● **What you will do**:
Could you write out every record below exactly, leaving out any pictures?

● **Entries shown**:

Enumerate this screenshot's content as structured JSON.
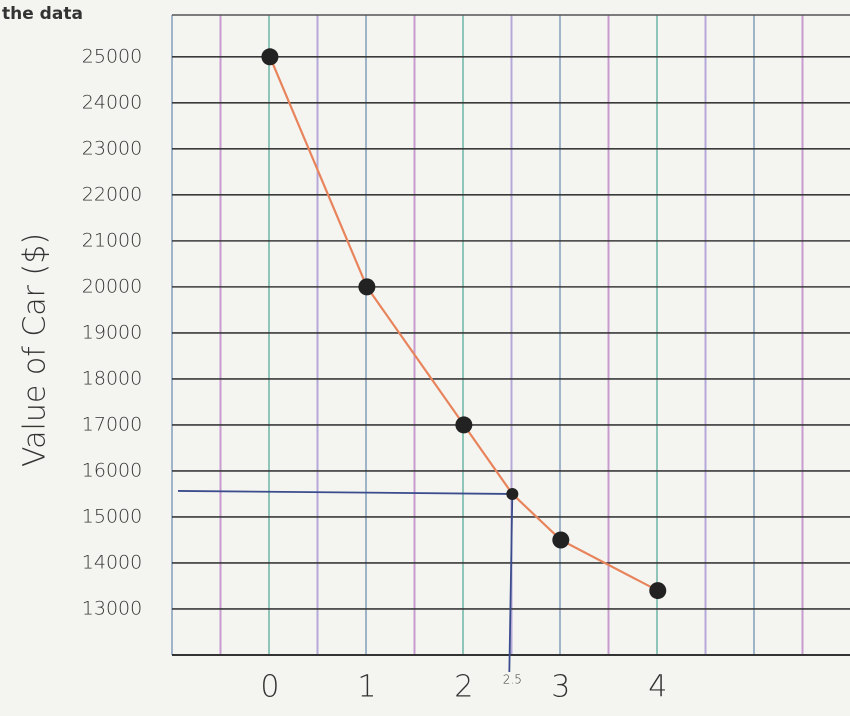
{
  "chart_data": {
    "type": "line",
    "title": "the data",
    "y_label": "Value of Car ($)",
    "x": [
      0,
      1,
      2,
      2.5,
      3,
      4
    ],
    "values": [
      25000,
      20000,
      17000,
      15500,
      14500,
      13400
    ],
    "color": "#e8845c",
    "marker_color": "#222222",
    "guide_color": "#3b4c8c",
    "xlim": [
      -2,
      5.9
    ],
    "ylim": [
      12000,
      25800
    ],
    "xticks": [
      0,
      1,
      2,
      2.5,
      3,
      4
    ],
    "yticks": [
      13000,
      14000,
      15000,
      16000,
      17000,
      18000,
      19000,
      20000,
      21000,
      22000,
      23000,
      24000,
      25000
    ],
    "grid": true
  }
}
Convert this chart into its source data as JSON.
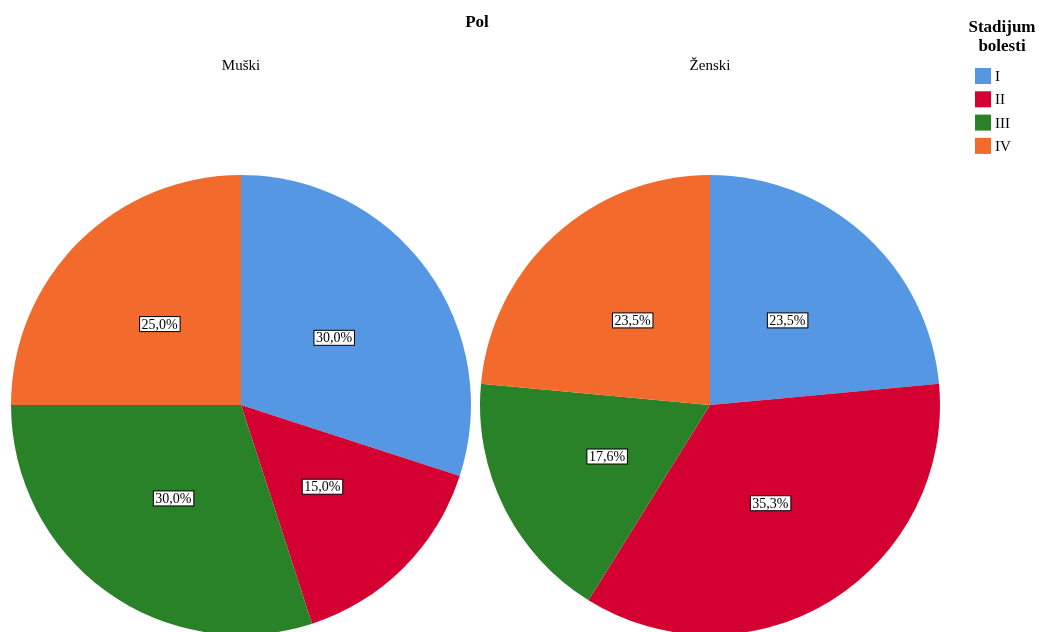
{
  "chart_data": {
    "type": "pie",
    "title": "Pol",
    "categories": [
      "I",
      "II",
      "III",
      "IV"
    ],
    "colors": [
      "#5597e3",
      "#d40031",
      "#2a8228",
      "#f26a2c"
    ],
    "legend": "top right",
    "legend_title": "Stadijum bolesti",
    "series": [
      {
        "name": "Muški",
        "values": [
          30.0,
          15.0,
          30.0,
          25.0
        ],
        "value_labels": [
          "30,0%",
          "15,0%",
          "30,0%",
          "25,0%"
        ]
      },
      {
        "name": "Ženski",
        "values": [
          23.5,
          35.3,
          17.6,
          23.5
        ],
        "value_labels": [
          "23,5%",
          "35,3%",
          "17,6%",
          "23,5%"
        ]
      }
    ]
  }
}
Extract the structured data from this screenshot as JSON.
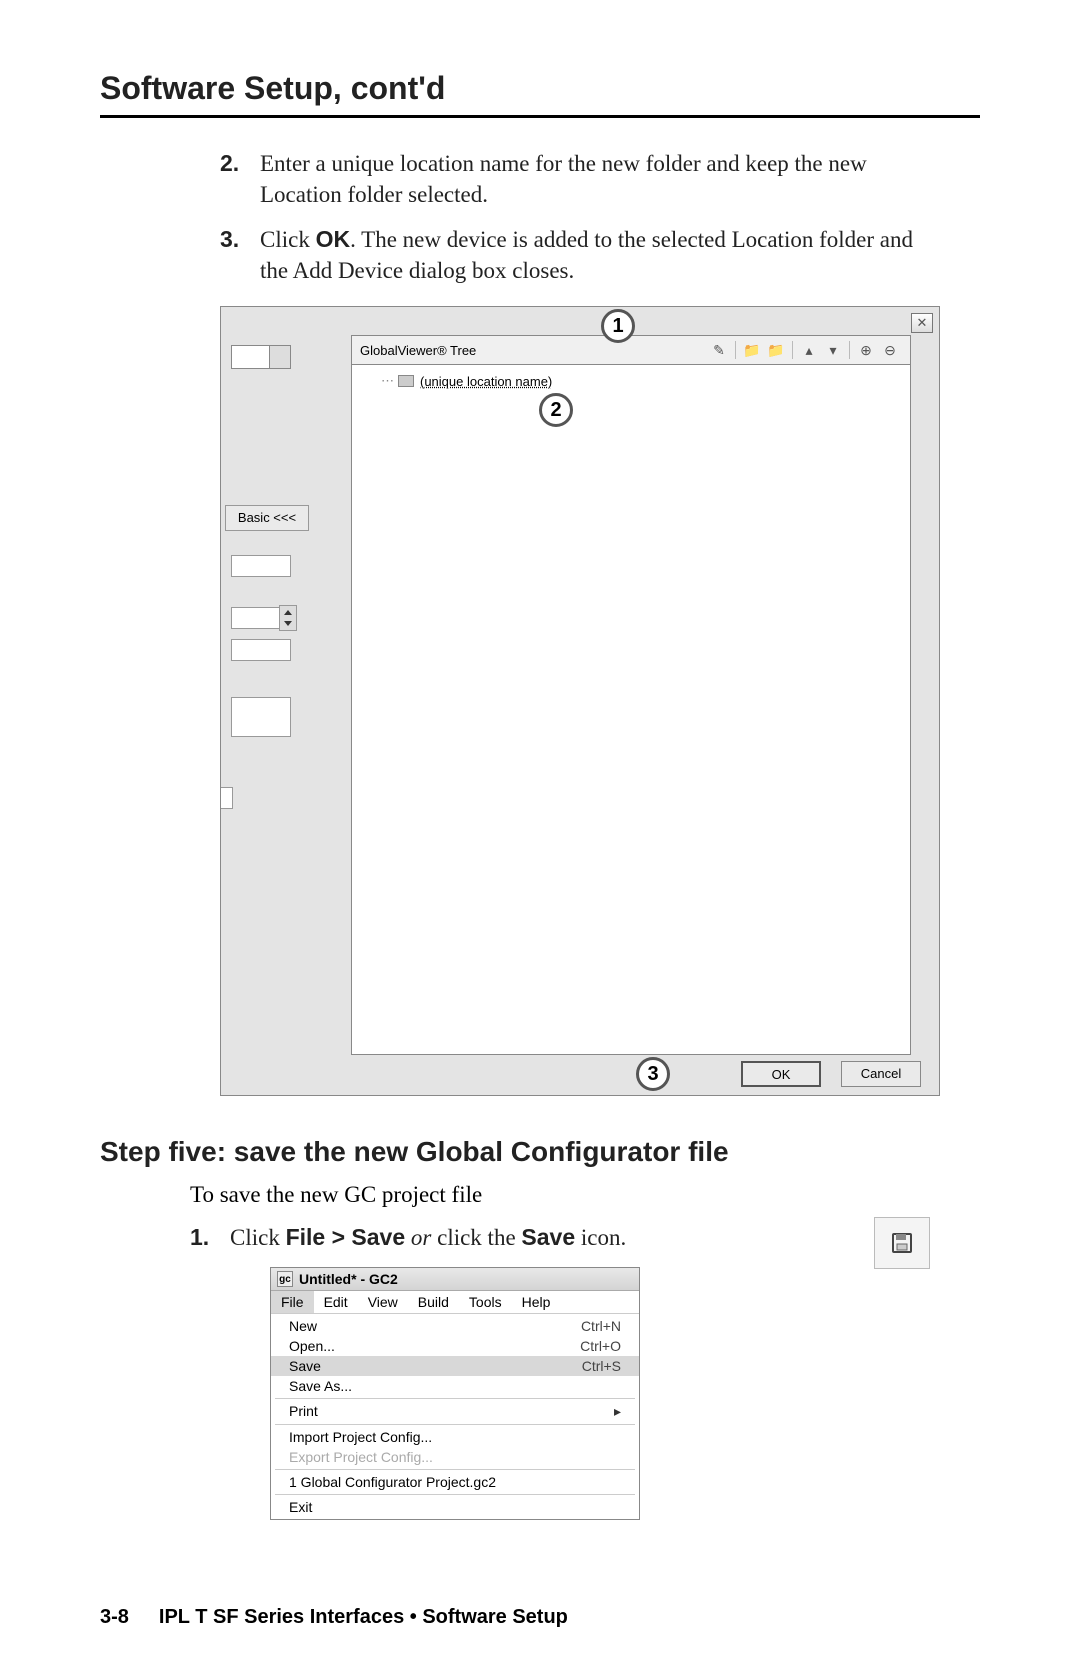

● **Complete response**:
Enumerate this screenshot's content as structured JSON.
{
  "chart_data": {
    "type": "line",
    "title": "the data",
    "y_label": "Value of Car ($)",
    "x": [
      0,
      1,
      2,
      2.5,
      3,
      4
    ],
    "values": [
      25000,
      20000,
      17000,
      15500,
      14500,
      13400
    ],
    "color": "#e8845c",
    "marker_color": "#222222",
    "guide_color": "#3b4c8c",
    "xlim": [
      -2,
      5.9
    ],
    "ylim": [
      12000,
      25800
    ],
    "xticks": [
      0,
      1,
      2,
      2.5,
      3,
      4
    ],
    "yticks": [
      13000,
      14000,
      15000,
      16000,
      17000,
      18000,
      19000,
      20000,
      21000,
      22000,
      23000,
      24000,
      25000
    ],
    "grid": true
  }
}
Convert this chart into its source data as JSON.
{
  "chart_data": {
    "type": "pie",
    "title": "Pol",
    "categories": [
      "I",
      "II",
      "III",
      "IV"
    ],
    "colors": [
      "#5597e3",
      "#d40031",
      "#2a8228",
      "#f26a2c"
    ],
    "legend": "top right",
    "legend_title": "Stadijum bolesti",
    "series": [
      {
        "name": "Muški",
        "values": [
          30.0,
          15.0,
          30.0,
          25.0
        ],
        "value_labels": [
          "30,0%",
          "15,0%",
          "30,0%",
          "25,0%"
        ]
      },
      {
        "name": "Ženski",
        "values": [
          23.5,
          35.3,
          17.6,
          23.5
        ],
        "value_labels": [
          "23,5%",
          "35,3%",
          "17,6%",
          "23,5%"
        ]
      }
    ]
  }
}
Extract the structured data from this screenshot as JSON.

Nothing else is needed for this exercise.